**OBJECTIVE**
Every record must be repeated exactly, with no omission.

** START PROVIDED ENTRIES **

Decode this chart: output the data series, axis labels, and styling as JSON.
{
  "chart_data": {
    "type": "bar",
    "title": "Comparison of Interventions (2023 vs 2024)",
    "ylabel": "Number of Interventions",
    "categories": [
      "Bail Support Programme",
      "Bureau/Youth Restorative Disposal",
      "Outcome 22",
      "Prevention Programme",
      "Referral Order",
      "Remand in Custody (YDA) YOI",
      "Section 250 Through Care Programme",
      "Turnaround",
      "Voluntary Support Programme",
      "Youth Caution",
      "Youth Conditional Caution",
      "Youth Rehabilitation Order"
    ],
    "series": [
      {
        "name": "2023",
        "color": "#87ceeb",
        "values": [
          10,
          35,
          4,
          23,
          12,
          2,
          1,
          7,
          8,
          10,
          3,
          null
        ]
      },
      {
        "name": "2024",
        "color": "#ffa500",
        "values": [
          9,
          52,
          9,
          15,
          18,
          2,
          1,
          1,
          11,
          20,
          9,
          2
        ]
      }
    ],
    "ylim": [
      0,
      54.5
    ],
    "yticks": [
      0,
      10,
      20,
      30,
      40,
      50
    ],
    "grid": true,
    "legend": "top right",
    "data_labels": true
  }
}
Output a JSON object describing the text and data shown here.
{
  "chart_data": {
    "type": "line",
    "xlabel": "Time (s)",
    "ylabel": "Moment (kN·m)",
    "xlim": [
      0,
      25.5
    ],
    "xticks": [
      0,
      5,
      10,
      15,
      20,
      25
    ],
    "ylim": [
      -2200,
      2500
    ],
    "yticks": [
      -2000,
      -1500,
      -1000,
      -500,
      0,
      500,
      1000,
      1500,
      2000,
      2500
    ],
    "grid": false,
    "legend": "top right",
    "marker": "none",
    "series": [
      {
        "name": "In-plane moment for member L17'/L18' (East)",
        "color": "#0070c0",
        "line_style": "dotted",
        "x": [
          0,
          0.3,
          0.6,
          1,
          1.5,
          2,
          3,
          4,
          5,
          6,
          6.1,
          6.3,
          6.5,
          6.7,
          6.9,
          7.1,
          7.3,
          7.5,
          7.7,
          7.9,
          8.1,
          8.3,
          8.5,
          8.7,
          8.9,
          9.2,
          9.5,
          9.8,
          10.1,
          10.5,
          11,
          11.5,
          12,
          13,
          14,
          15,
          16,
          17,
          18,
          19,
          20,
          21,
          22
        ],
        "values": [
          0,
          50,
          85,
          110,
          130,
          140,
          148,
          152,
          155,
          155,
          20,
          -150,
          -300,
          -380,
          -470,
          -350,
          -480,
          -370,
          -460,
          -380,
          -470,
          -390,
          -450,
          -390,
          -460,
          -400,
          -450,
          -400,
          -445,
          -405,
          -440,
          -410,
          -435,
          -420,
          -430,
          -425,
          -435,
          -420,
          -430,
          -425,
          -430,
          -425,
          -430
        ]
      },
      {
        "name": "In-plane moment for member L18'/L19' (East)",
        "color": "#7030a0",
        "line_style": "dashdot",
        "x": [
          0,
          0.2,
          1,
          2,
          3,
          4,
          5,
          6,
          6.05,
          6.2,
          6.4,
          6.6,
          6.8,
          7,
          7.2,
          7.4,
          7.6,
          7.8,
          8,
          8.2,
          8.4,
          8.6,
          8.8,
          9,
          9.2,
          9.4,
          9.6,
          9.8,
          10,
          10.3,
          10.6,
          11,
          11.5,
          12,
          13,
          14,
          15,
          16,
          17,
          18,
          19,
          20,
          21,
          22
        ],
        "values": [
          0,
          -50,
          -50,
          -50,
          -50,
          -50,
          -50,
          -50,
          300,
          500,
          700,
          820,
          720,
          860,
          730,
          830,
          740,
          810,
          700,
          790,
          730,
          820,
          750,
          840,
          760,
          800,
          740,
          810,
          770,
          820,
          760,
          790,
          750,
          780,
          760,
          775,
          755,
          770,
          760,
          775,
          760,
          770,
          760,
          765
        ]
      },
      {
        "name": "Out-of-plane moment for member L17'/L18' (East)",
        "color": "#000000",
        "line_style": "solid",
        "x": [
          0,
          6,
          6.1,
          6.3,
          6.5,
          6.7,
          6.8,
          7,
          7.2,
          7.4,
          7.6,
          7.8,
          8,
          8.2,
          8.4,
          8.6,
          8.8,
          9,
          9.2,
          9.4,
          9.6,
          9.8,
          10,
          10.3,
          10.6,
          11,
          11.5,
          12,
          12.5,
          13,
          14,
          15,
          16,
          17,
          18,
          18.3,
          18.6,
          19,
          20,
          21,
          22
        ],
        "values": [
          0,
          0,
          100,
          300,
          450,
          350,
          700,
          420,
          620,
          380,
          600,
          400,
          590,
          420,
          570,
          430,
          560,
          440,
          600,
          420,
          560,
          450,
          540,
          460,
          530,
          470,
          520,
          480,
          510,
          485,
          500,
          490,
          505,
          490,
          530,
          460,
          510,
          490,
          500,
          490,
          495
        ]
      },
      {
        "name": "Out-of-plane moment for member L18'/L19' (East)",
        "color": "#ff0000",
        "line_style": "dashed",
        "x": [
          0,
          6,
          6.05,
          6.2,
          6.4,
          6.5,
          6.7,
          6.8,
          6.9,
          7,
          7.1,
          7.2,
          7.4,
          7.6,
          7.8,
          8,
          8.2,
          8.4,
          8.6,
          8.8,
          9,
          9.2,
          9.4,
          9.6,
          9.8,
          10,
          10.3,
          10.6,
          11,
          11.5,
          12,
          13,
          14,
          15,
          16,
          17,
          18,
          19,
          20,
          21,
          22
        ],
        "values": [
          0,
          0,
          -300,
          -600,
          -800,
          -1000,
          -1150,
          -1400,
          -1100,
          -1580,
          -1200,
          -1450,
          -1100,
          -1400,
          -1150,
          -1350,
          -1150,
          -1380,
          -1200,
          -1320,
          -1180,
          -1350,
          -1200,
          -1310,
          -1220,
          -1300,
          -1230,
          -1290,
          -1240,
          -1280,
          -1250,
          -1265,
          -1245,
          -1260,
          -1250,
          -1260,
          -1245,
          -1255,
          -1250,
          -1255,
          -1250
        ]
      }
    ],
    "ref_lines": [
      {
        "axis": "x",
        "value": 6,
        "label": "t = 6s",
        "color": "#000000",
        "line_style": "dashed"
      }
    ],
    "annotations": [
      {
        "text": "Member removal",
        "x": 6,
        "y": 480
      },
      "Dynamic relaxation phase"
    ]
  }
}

** END PROVIDED ENTRIES **

**ANSWER TO THIS PROBLEM**
Decode this chart: output the data series, axis labels, and styling as JSON.
{
  "chart_data": {
    "type": "bar",
    "title": "Comparison of Interventions (2023 vs 2024)",
    "ylabel": "Number of Interventions",
    "categories": [
      "Bail Support Programme",
      "Bureau/Youth Restorative Disposal",
      "Outcome 22",
      "Prevention Programme",
      "Referral Order",
      "Remand in Custody (YDA) YOI",
      "Section 250 Through Care Programme",
      "Turnaround",
      "Voluntary Support Programme",
      "Youth Caution",
      "Youth Conditional Caution",
      "Youth Rehabilitation Order"
    ],
    "series": [
      {
        "name": "2023",
        "color": "#87ceeb",
        "values": [
          10,
          35,
          4,
          23,
          12,
          2,
          1,
          7,
          8,
          10,
          3,
          null
        ]
      },
      {
        "name": "2024",
        "color": "#ffa500",
        "values": [
          9,
          52,
          9,
          15,
          18,
          2,
          1,
          1,
          11,
          20,
          9,
          2
        ]
      }
    ],
    "ylim": [
      0,
      54.5
    ],
    "yticks": [
      0,
      10,
      20,
      30,
      40,
      50
    ],
    "grid": true,
    "legend": "top right",
    "data_labels": true
  }
}
Output a JSON object describing the text and data shown here.
{
  "chart_data": {
    "type": "line",
    "xlabel": "Time (s)",
    "ylabel": "Moment (kN·m)",
    "xlim": [
      0,
      25.5
    ],
    "xticks": [
      0,
      5,
      10,
      15,
      20,
      25
    ],
    "ylim": [
      -2200,
      2500
    ],
    "yticks": [
      -2000,
      -1500,
      -1000,
      -500,
      0,
      500,
      1000,
      1500,
      2000,
      2500
    ],
    "grid": false,
    "legend": "top right",
    "marker": "none",
    "series": [
      {
        "name": "In-plane moment for member L17'/L18' (East)",
        "color": "#0070c0",
        "line_style": "dotted",
        "x": [
          0,
          0.3,
          0.6,
          1,
          1.5,
          2,
          3,
          4,
          5,
          6,
          6.1,
          6.3,
          6.5,
          6.7,
          6.9,
          7.1,
          7.3,
          7.5,
          7.7,
          7.9,
          8.1,
          8.3,
          8.5,
          8.7,
          8.9,
          9.2,
          9.5,
          9.8,
          10.1,
          10.5,
          11,
          11.5,
          12,
          13,
          14,
          15,
          16,
          17,
          18,
          19,
          20,
          21,
          22
        ],
        "values": [
          0,
          50,
          85,
          110,
          130,
          140,
          148,
          152,
          155,
          155,
          20,
          -150,
          -300,
          -380,
          -470,
          -350,
          -480,
          -370,
          -460,
          -380,
          -470,
          -390,
          -450,
          -390,
          -460,
          -400,
          -450,
          -400,
          -445,
          -405,
          -440,
          -410,
          -435,
          -420,
          -430,
          -425,
          -435,
          -420,
          -430,
          -425,
          -430,
          -425,
          -430
        ]
      },
      {
        "name": "In-plane moment for member L18'/L19' (East)",
        "color": "#7030a0",
        "line_style": "dashdot",
        "x": [
          0,
          0.2,
          1,
          2,
          3,
          4,
          5,
          6,
          6.05,
          6.2,
          6.4,
          6.6,
          6.8,
          7,
          7.2,
          7.4,
          7.6,
          7.8,
          8,
          8.2,
          8.4,
          8.6,
          8.8,
          9,
          9.2,
          9.4,
          9.6,
          9.8,
          10,
          10.3,
          10.6,
          11,
          11.5,
          12,
          13,
          14,
          15,
          16,
          17,
          18,
          19,
          20,
          21,
          22
        ],
        "values": [
          0,
          -50,
          -50,
          -50,
          -50,
          -50,
          -50,
          -50,
          300,
          500,
          700,
          820,
          720,
          860,
          730,
          830,
          740,
          810,
          700,
          790,
          730,
          820,
          750,
          840,
          760,
          800,
          740,
          810,
          770,
          820,
          760,
          790,
          750,
          780,
          760,
          775,
          755,
          770,
          760,
          775,
          760,
          770,
          760,
          765
        ]
      },
      {
        "name": "Out-of-plane moment for member L17'/L18' (East)",
        "color": "#000000",
        "line_style": "solid",
        "x": [
          0,
          6,
          6.1,
          6.3,
          6.5,
          6.7,
          6.8,
          7,
          7.2,
          7.4,
          7.6,
          7.8,
          8,
          8.2,
          8.4,
          8.6,
          8.8,
          9,
          9.2,
          9.4,
          9.6,
          9.8,
          10,
          10.3,
          10.6,
          11,
          11.5,
          12,
          12.5,
          13,
          14,
          15,
          16,
          17,
          18,
          18.3,
          18.6,
          19,
          20,
          21,
          22
        ],
        "values": [
          0,
          0,
          100,
          300,
          450,
          350,
          700,
          420,
          620,
          380,
          600,
          400,
          590,
          420,
          570,
          430,
          560,
          440,
          600,
          420,
          560,
          450,
          540,
          460,
          530,
          470,
          520,
          480,
          510,
          485,
          500,
          490,
          505,
          490,
          530,
          460,
          510,
          490,
          500,
          490,
          495
        ]
      },
      {
        "name": "Out-of-plane moment for member L18'/L19' (East)",
        "color": "#ff0000",
        "line_style": "dashed",
        "x": [
          0,
          6,
          6.05,
          6.2,
          6.4,
          6.5,
          6.7,
          6.8,
          6.9,
          7,
          7.1,
          7.2,
          7.4,
          7.6,
          7.8,
          8,
          8.2,
          8.4,
          8.6,
          8.8,
          9,
          9.2,
          9.4,
          9.6,
          9.8,
          10,
          10.3,
          10.6,
          11,
          11.5,
          12,
          13,
          14,
          15,
          16,
          17,
          18,
          19,
          20,
          21,
          22
        ],
        "values": [
          0,
          0,
          -300,
          -600,
          -800,
          -1000,
          -1150,
          -1400,
          -1100,
          -1580,
          -1200,
          -1450,
          -1100,
          -1400,
          -1150,
          -1350,
          -1150,
          -1380,
          -1200,
          -1320,
          -1180,
          -1350,
          -1200,
          -1310,
          -1220,
          -1300,
          -1230,
          -1290,
          -1240,
          -1280,
          -1250,
          -1265,
          -1245,
          -1260,
          -1250,
          -1260,
          -1245,
          -1255,
          -1250,
          -1255,
          -1250
        ]
      }
    ],
    "ref_lines": [
      {
        "axis": "x",
        "value": 6,
        "label": "t = 6s",
        "color": "#000000",
        "line_style": "dashed"
      }
    ],
    "annotations": [
      {
        "text": "Member removal",
        "x": 6,
        "y": 480
      },
      "Dynamic relaxation phase"
    ]
  }
}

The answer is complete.